### [Short problem]
Set the listing down again exactly, please, apart from its pictures.

### [Listed records]

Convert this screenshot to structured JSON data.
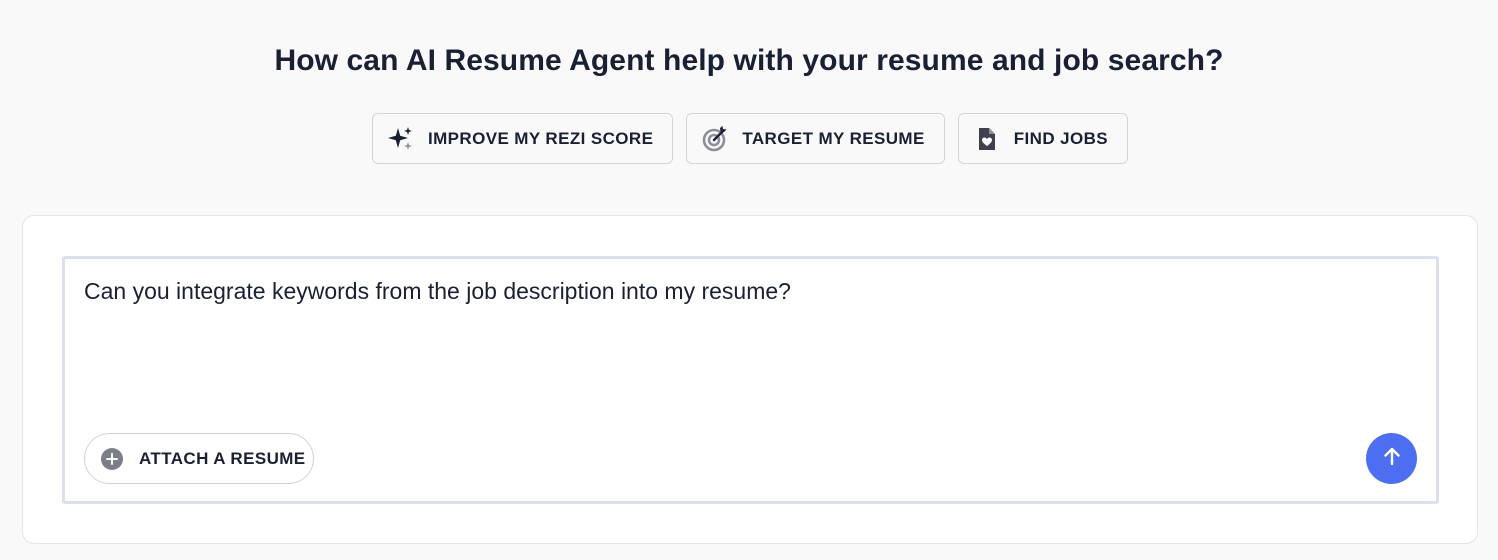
{
  "heading": "How can AI Resume Agent help with your resume and job search?",
  "actions": [
    {
      "label": "IMPROVE MY REZI SCORE",
      "icon": "sparkles-icon"
    },
    {
      "label": "TARGET MY RESUME",
      "icon": "target-icon"
    },
    {
      "label": "FIND JOBS",
      "icon": "document-heart-icon"
    }
  ],
  "composer": {
    "value": "Can you integrate keywords from the job description into my resume?",
    "attach_label": "ATTACH A RESUME",
    "attach_icon": "plus-circle-icon",
    "send_icon": "arrow-up-icon"
  },
  "colors": {
    "background": "#f9f9fa",
    "text": "#1a2033",
    "accent": "#4e6ef2",
    "border": "#d3d5dc"
  }
}
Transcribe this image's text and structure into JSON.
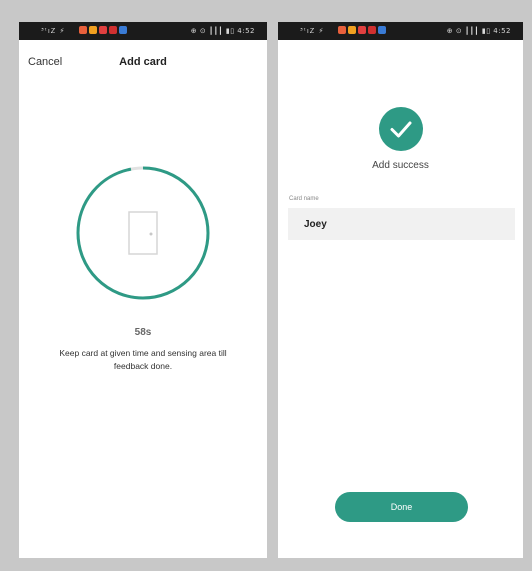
{
  "status_bar": {
    "signal_text": "³ᵗıᏃ ⚡",
    "status_right": "⊕ ⊙ ┃┃┃ ▮▯ 4:52",
    "app_colors": [
      "#e8603c",
      "#f0a020",
      "#e04040",
      "#d03030",
      "#3a7bd5"
    ]
  },
  "add_card_screen": {
    "cancel_label": "Cancel",
    "title": "Add card",
    "countdown": "58s",
    "instruction": "Keep card at given time and sensing area till feedback done.",
    "progress_fraction": 0.97
  },
  "success_screen": {
    "success_text": "Add success",
    "card_name_label": "Card name",
    "card_name_value": "Joey",
    "done_label": "Done"
  },
  "colors": {
    "accent": "#2e9a85",
    "field_bg": "#f1f1f1",
    "frame": "#c8c8c8"
  }
}
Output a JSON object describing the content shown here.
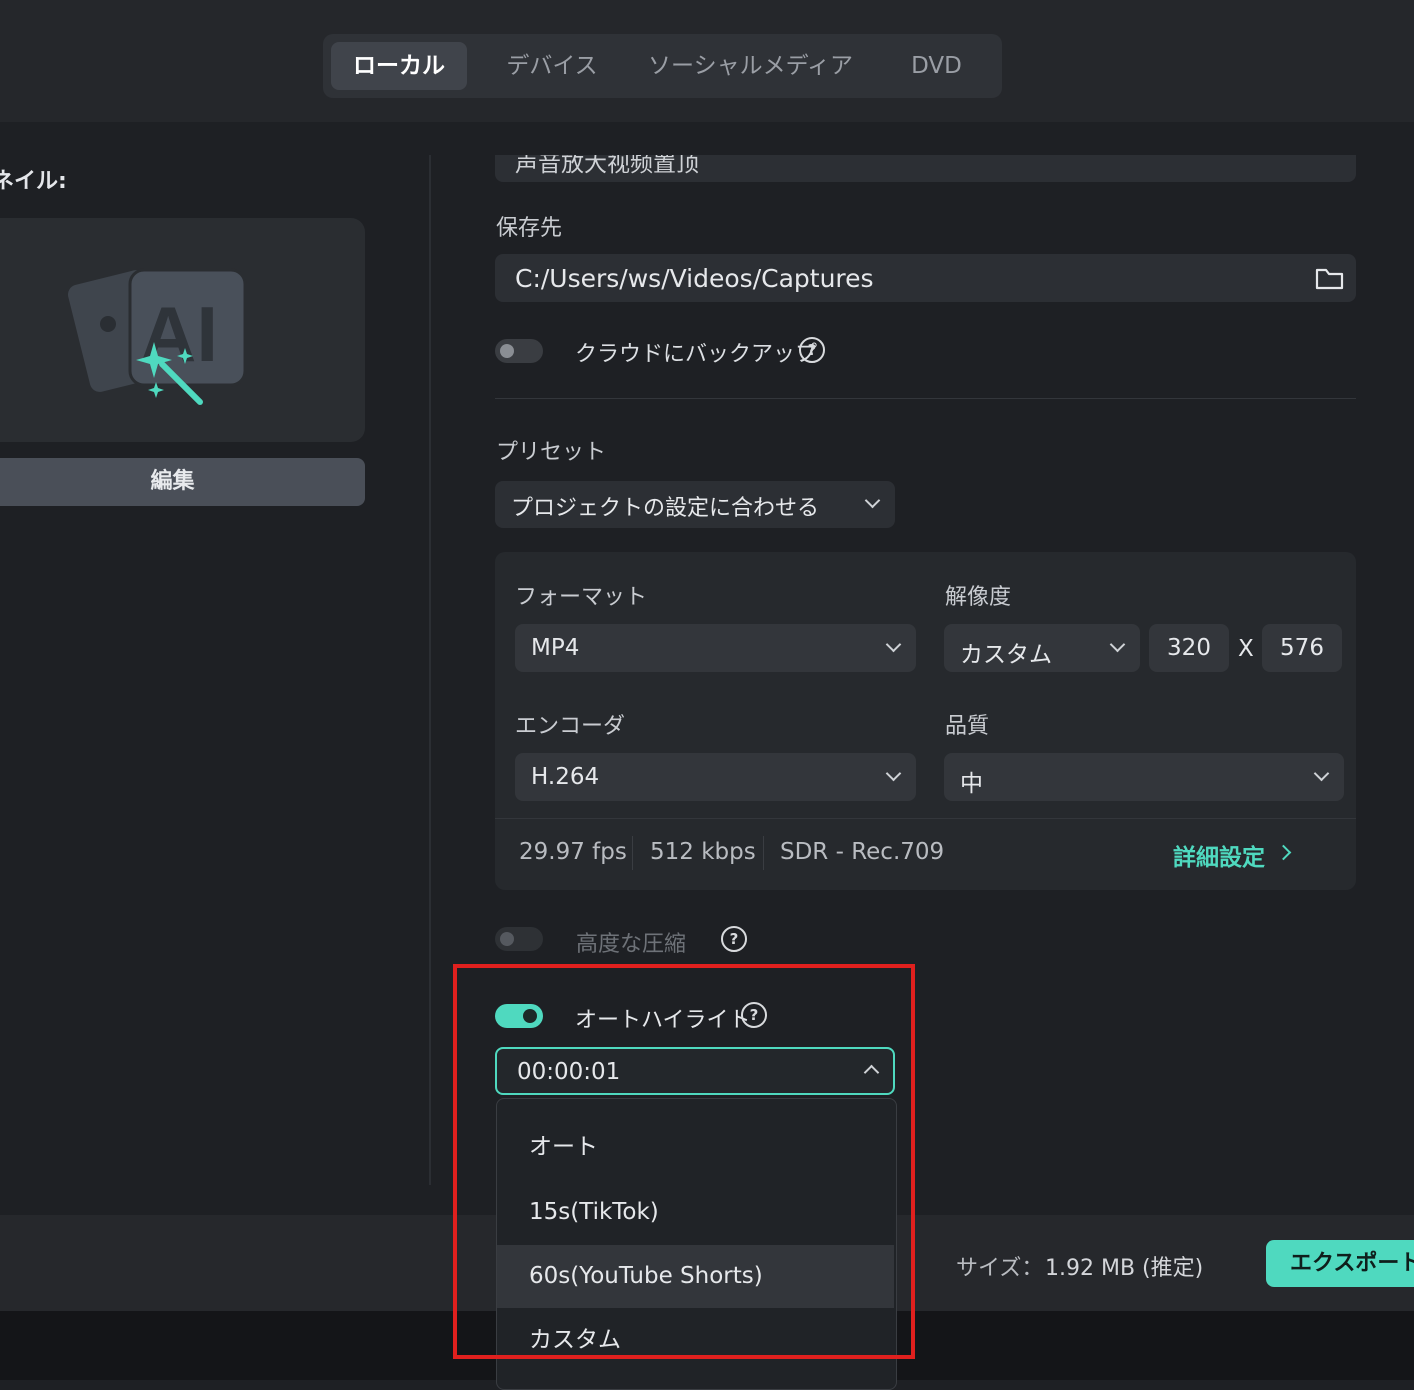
{
  "tabs": {
    "items": [
      {
        "label": "ローカル",
        "active": true
      },
      {
        "label": "デバイス",
        "active": false
      },
      {
        "label": "ソーシャルメディア",
        "active": false
      },
      {
        "label": "DVD",
        "active": false
      }
    ]
  },
  "left": {
    "thumbnail_label": "ネイル:",
    "thumbnail_text": "AI",
    "edit_button": "編集"
  },
  "form": {
    "name_value": "声音放大视频置顶",
    "save_to_label": "保存先",
    "save_path": "C:/Users/ws/Videos/Captures",
    "cloud_backup_label": "クラウドにバックアップ",
    "help_glyph": "?",
    "preset_label": "プリセット",
    "preset_value": "プロジェクトの設定に合わせる",
    "format_label": "フォーマット",
    "format_value": "MP4",
    "resolution_label": "解像度",
    "resolution_value": "カスタム",
    "width": "320",
    "x_sep": "X",
    "height": "576",
    "encoder_label": "エンコーダ",
    "encoder_value": "H.264",
    "quality_label": "品質",
    "quality_value": "中",
    "fps": "29.97 fps",
    "bitrate": "512 kbps",
    "color": "SDR - Rec.709",
    "advanced_link": "詳細設定",
    "advanced_compress_label": "高度な圧縮",
    "auto_highlight_label": "オートハイライト",
    "duration_value": "00:00:01",
    "duration_options": [
      "オート",
      "15s(TikTok)",
      "60s(YouTube Shorts)",
      "カスタム"
    ],
    "highlighted_option": "60s(YouTube Shorts)"
  },
  "footer": {
    "size_label": "サイズ：",
    "size_value": "1.92 MB (推定)",
    "export_button": "エクスポート"
  },
  "colors": {
    "accent": "#4fd9bf",
    "annotation_red": "#e0201e",
    "background": "#1e2024"
  }
}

### [Answer to this task]
Convert this screenshot to structured JSON data.
{
  "heading": "How can AI Resume Agent help with your resume and job search?",
  "actions": [
    {
      "label": "IMPROVE MY REZI SCORE",
      "icon": "sparkles-icon"
    },
    {
      "label": "TARGET MY RESUME",
      "icon": "target-icon"
    },
    {
      "label": "FIND JOBS",
      "icon": "document-heart-icon"
    }
  ],
  "composer": {
    "value": "Can you integrate keywords from the job description into my resume?",
    "attach_label": "ATTACH A RESUME",
    "attach_icon": "plus-circle-icon",
    "send_icon": "arrow-up-icon"
  },
  "colors": {
    "background": "#f9f9fa",
    "text": "#1a2033",
    "accent": "#4e6ef2",
    "border": "#d3d5dc"
  }
}
Transcribe this image's text and structure into JSON.
{
  "status_bar": {
    "signal_text": "³ᵗıᏃ ⚡",
    "status_right": "⊕ ⊙ ┃┃┃ ▮▯ 4:52",
    "app_colors": [
      "#e8603c",
      "#f0a020",
      "#e04040",
      "#d03030",
      "#3a7bd5"
    ]
  },
  "add_card_screen": {
    "cancel_label": "Cancel",
    "title": "Add card",
    "countdown": "58s",
    "instruction": "Keep card at given time and sensing area till feedback done.",
    "progress_fraction": 0.97
  },
  "success_screen": {
    "success_text": "Add success",
    "card_name_label": "Card name",
    "card_name_value": "Joey",
    "done_label": "Done"
  },
  "colors": {
    "accent": "#2e9a85",
    "field_bg": "#f1f1f1",
    "frame": "#c8c8c8"
  }
}
Output a JSON object describing the content shown here.
{
  "tabs": {
    "items": [
      {
        "label": "ローカル",
        "active": true
      },
      {
        "label": "デバイス",
        "active": false
      },
      {
        "label": "ソーシャルメディア",
        "active": false
      },
      {
        "label": "DVD",
        "active": false
      }
    ]
  },
  "left": {
    "thumbnail_label": "ネイル:",
    "thumbnail_text": "AI",
    "edit_button": "編集"
  },
  "form": {
    "name_value": "声音放大视频置顶",
    "save_to_label": "保存先",
    "save_path": "C:/Users/ws/Videos/Captures",
    "cloud_backup_label": "クラウドにバックアップ",
    "help_glyph": "?",
    "preset_label": "プリセット",
    "preset_value": "プロジェクトの設定に合わせる",
    "format_label": "フォーマット",
    "format_value": "MP4",
    "resolution_label": "解像度",
    "resolution_value": "カスタム",
    "width": "320",
    "x_sep": "X",
    "height": "576",
    "encoder_label": "エンコーダ",
    "encoder_value": "H.264",
    "quality_label": "品質",
    "quality_value": "中",
    "fps": "29.97 fps",
    "bitrate": "512 kbps",
    "color": "SDR - Rec.709",
    "advanced_link": "詳細設定",
    "advanced_compress_label": "高度な圧縮",
    "auto_highlight_label": "オートハイライト",
    "duration_value": "00:00:01",
    "duration_options": [
      "オート",
      "15s(TikTok)",
      "60s(YouTube Shorts)",
      "カスタム"
    ],
    "highlighted_option": "60s(YouTube Shorts)"
  },
  "footer": {
    "size_label": "サイズ：",
    "size_value": "1.92 MB (推定)",
    "export_button": "エクスポート"
  },
  "colors": {
    "accent": "#4fd9bf",
    "annotation_red": "#e0201e",
    "background": "#1e2024"
  }
}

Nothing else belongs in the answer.